Extracted data –

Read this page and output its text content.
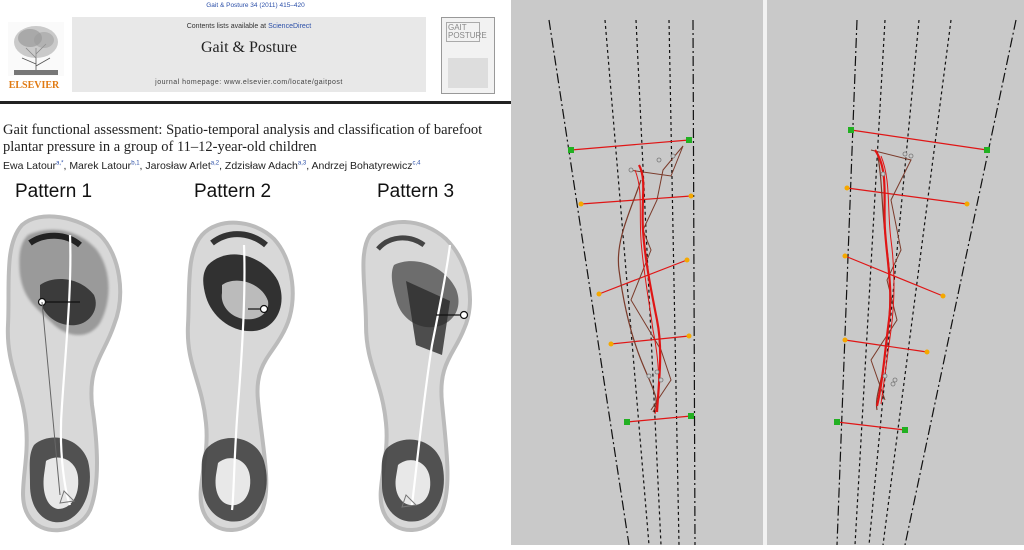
Gait & Posture 34 (2011) 415–420
ELSEVIER
Contents lists available at ScienceDirect
Gait & Posture
journal homepage: www.elsevier.com/locate/gaitpost
GAIT POSTURE
Gait functional assessment: Spatio-temporal analysis and classification of barefoot plantar pressure in a group of 11–12-year-old children
Ewa Latour$^{a,*}$, Marek Latour$^{b,1}$, Jarosław Arlet$^{a,2}$, Zdzisław Adach$^{a,3}$, Andrzej Bohatyrewicz$^{c,4}$
Pattern 1	Pattern 2	Pattern 3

Aim of the exercise –
From the data above, write out everything exactly except the pictures.

Solution below –
Read this page and output its text content.
Gait & Posture 34 (2011) 415–420
ELSEVIER
Contents lists available at ScienceDirect
Gait & Posture
journal homepage: www.elsevier.com/locate/gaitpost
GAIT POSTURE
Gait functional assessment: Spatio-temporal analysis and classification of barefoot plantar pressure in a group of 11–12-year-old children
Ewa Latour$^{a,*}$, Marek Latour$^{b,1}$, Jarosław Arlet$^{a,2}$, Zdzisław Adach$^{a,3}$, Andrzej Bohatyrewicz$^{c,4}$
Pattern 1	Pattern 2	Pattern 3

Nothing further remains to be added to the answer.